(Entries taken from a collection)
>> Start
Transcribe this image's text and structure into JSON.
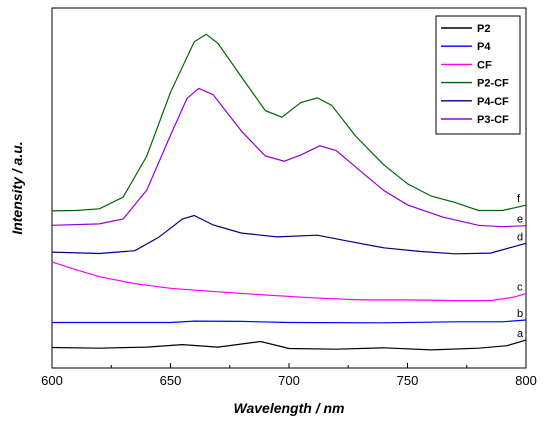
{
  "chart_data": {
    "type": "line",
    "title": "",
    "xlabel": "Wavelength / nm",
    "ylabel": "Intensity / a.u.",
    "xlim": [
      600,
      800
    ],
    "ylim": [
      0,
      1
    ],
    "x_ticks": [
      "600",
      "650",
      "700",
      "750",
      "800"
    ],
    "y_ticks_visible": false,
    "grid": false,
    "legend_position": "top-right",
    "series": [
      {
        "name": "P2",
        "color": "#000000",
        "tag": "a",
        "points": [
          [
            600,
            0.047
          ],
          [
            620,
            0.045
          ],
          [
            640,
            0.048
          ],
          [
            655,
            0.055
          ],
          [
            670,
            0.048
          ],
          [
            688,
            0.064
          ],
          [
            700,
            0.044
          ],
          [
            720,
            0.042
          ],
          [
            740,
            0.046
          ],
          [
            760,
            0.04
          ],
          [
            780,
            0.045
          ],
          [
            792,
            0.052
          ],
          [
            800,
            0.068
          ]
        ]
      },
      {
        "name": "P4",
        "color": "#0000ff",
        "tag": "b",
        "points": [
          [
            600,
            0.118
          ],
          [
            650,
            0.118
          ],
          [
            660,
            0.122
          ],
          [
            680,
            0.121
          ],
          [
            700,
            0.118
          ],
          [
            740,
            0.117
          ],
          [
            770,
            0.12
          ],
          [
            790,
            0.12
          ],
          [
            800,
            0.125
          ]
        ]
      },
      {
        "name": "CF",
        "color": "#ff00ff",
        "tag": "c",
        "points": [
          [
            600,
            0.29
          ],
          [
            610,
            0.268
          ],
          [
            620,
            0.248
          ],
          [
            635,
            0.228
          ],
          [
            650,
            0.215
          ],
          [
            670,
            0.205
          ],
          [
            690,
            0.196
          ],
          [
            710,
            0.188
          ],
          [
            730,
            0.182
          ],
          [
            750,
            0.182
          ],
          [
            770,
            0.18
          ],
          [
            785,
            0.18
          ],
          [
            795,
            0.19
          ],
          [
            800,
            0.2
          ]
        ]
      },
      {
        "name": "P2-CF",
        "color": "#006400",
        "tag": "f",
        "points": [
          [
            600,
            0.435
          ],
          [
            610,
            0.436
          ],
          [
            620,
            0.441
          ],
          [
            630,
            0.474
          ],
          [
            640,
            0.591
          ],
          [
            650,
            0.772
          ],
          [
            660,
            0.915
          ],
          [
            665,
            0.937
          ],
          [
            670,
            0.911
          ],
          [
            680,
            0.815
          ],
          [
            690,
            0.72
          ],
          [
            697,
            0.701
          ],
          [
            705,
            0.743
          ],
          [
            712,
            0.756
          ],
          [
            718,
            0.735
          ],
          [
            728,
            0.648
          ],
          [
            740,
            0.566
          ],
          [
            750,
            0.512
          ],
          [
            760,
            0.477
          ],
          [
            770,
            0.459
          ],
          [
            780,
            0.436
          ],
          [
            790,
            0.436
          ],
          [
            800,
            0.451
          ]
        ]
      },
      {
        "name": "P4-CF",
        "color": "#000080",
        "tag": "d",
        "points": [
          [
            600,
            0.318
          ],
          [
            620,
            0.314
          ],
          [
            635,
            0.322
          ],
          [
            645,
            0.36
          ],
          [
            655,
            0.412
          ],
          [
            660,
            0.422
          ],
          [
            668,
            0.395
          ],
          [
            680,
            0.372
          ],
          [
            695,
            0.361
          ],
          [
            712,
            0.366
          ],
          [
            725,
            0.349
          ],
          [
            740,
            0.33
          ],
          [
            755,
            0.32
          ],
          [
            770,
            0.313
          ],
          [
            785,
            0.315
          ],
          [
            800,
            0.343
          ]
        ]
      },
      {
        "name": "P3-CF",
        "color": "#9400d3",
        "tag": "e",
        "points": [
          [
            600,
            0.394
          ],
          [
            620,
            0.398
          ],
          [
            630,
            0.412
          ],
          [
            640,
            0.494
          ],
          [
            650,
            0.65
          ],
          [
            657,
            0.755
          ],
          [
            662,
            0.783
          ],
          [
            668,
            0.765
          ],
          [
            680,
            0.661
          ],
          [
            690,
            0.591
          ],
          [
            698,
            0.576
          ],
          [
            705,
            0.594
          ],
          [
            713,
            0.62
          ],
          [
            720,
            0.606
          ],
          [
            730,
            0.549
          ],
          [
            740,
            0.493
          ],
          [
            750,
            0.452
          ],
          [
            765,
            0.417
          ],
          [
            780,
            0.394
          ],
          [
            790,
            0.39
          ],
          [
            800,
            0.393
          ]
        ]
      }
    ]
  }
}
>> End
Write out the listing above again, exactly, but with no pictures in the copy.

Output for this task =>
Transcribe this image's text and structure into JSON.
{
  "chart_data": {
    "type": "line",
    "title": "",
    "xlabel": "Wavelength / nm",
    "ylabel": "Intensity / a.u.",
    "xlim": [
      600,
      800
    ],
    "ylim": [
      0,
      1
    ],
    "x_ticks": [
      "600",
      "650",
      "700",
      "750",
      "800"
    ],
    "y_ticks_visible": false,
    "grid": false,
    "legend_position": "top-right",
    "series": [
      {
        "name": "P2",
        "color": "#000000",
        "tag": "a",
        "points": [
          [
            600,
            0.047
          ],
          [
            620,
            0.045
          ],
          [
            640,
            0.048
          ],
          [
            655,
            0.055
          ],
          [
            670,
            0.048
          ],
          [
            688,
            0.064
          ],
          [
            700,
            0.044
          ],
          [
            720,
            0.042
          ],
          [
            740,
            0.046
          ],
          [
            760,
            0.04
          ],
          [
            780,
            0.045
          ],
          [
            792,
            0.052
          ],
          [
            800,
            0.068
          ]
        ]
      },
      {
        "name": "P4",
        "color": "#0000ff",
        "tag": "b",
        "points": [
          [
            600,
            0.118
          ],
          [
            650,
            0.118
          ],
          [
            660,
            0.122
          ],
          [
            680,
            0.121
          ],
          [
            700,
            0.118
          ],
          [
            740,
            0.117
          ],
          [
            770,
            0.12
          ],
          [
            790,
            0.12
          ],
          [
            800,
            0.125
          ]
        ]
      },
      {
        "name": "CF",
        "color": "#ff00ff",
        "tag": "c",
        "points": [
          [
            600,
            0.29
          ],
          [
            610,
            0.268
          ],
          [
            620,
            0.248
          ],
          [
            635,
            0.228
          ],
          [
            650,
            0.215
          ],
          [
            670,
            0.205
          ],
          [
            690,
            0.196
          ],
          [
            710,
            0.188
          ],
          [
            730,
            0.182
          ],
          [
            750,
            0.182
          ],
          [
            770,
            0.18
          ],
          [
            785,
            0.18
          ],
          [
            795,
            0.19
          ],
          [
            800,
            0.2
          ]
        ]
      },
      {
        "name": "P2-CF",
        "color": "#006400",
        "tag": "f",
        "points": [
          [
            600,
            0.435
          ],
          [
            610,
            0.436
          ],
          [
            620,
            0.441
          ],
          [
            630,
            0.474
          ],
          [
            640,
            0.591
          ],
          [
            650,
            0.772
          ],
          [
            660,
            0.915
          ],
          [
            665,
            0.937
          ],
          [
            670,
            0.911
          ],
          [
            680,
            0.815
          ],
          [
            690,
            0.72
          ],
          [
            697,
            0.701
          ],
          [
            705,
            0.743
          ],
          [
            712,
            0.756
          ],
          [
            718,
            0.735
          ],
          [
            728,
            0.648
          ],
          [
            740,
            0.566
          ],
          [
            750,
            0.512
          ],
          [
            760,
            0.477
          ],
          [
            770,
            0.459
          ],
          [
            780,
            0.436
          ],
          [
            790,
            0.436
          ],
          [
            800,
            0.451
          ]
        ]
      },
      {
        "name": "P4-CF",
        "color": "#000080",
        "tag": "d",
        "points": [
          [
            600,
            0.318
          ],
          [
            620,
            0.314
          ],
          [
            635,
            0.322
          ],
          [
            645,
            0.36
          ],
          [
            655,
            0.412
          ],
          [
            660,
            0.422
          ],
          [
            668,
            0.395
          ],
          [
            680,
            0.372
          ],
          [
            695,
            0.361
          ],
          [
            712,
            0.366
          ],
          [
            725,
            0.349
          ],
          [
            740,
            0.33
          ],
          [
            755,
            0.32
          ],
          [
            770,
            0.313
          ],
          [
            785,
            0.315
          ],
          [
            800,
            0.343
          ]
        ]
      },
      {
        "name": "P3-CF",
        "color": "#9400d3",
        "tag": "e",
        "points": [
          [
            600,
            0.394
          ],
          [
            620,
            0.398
          ],
          [
            630,
            0.412
          ],
          [
            640,
            0.494
          ],
          [
            650,
            0.65
          ],
          [
            657,
            0.755
          ],
          [
            662,
            0.783
          ],
          [
            668,
            0.765
          ],
          [
            680,
            0.661
          ],
          [
            690,
            0.591
          ],
          [
            698,
            0.576
          ],
          [
            705,
            0.594
          ],
          [
            713,
            0.62
          ],
          [
            720,
            0.606
          ],
          [
            730,
            0.549
          ],
          [
            740,
            0.493
          ],
          [
            750,
            0.452
          ],
          [
            765,
            0.417
          ],
          [
            780,
            0.394
          ],
          [
            790,
            0.39
          ],
          [
            800,
            0.393
          ]
        ]
      }
    ]
  }
}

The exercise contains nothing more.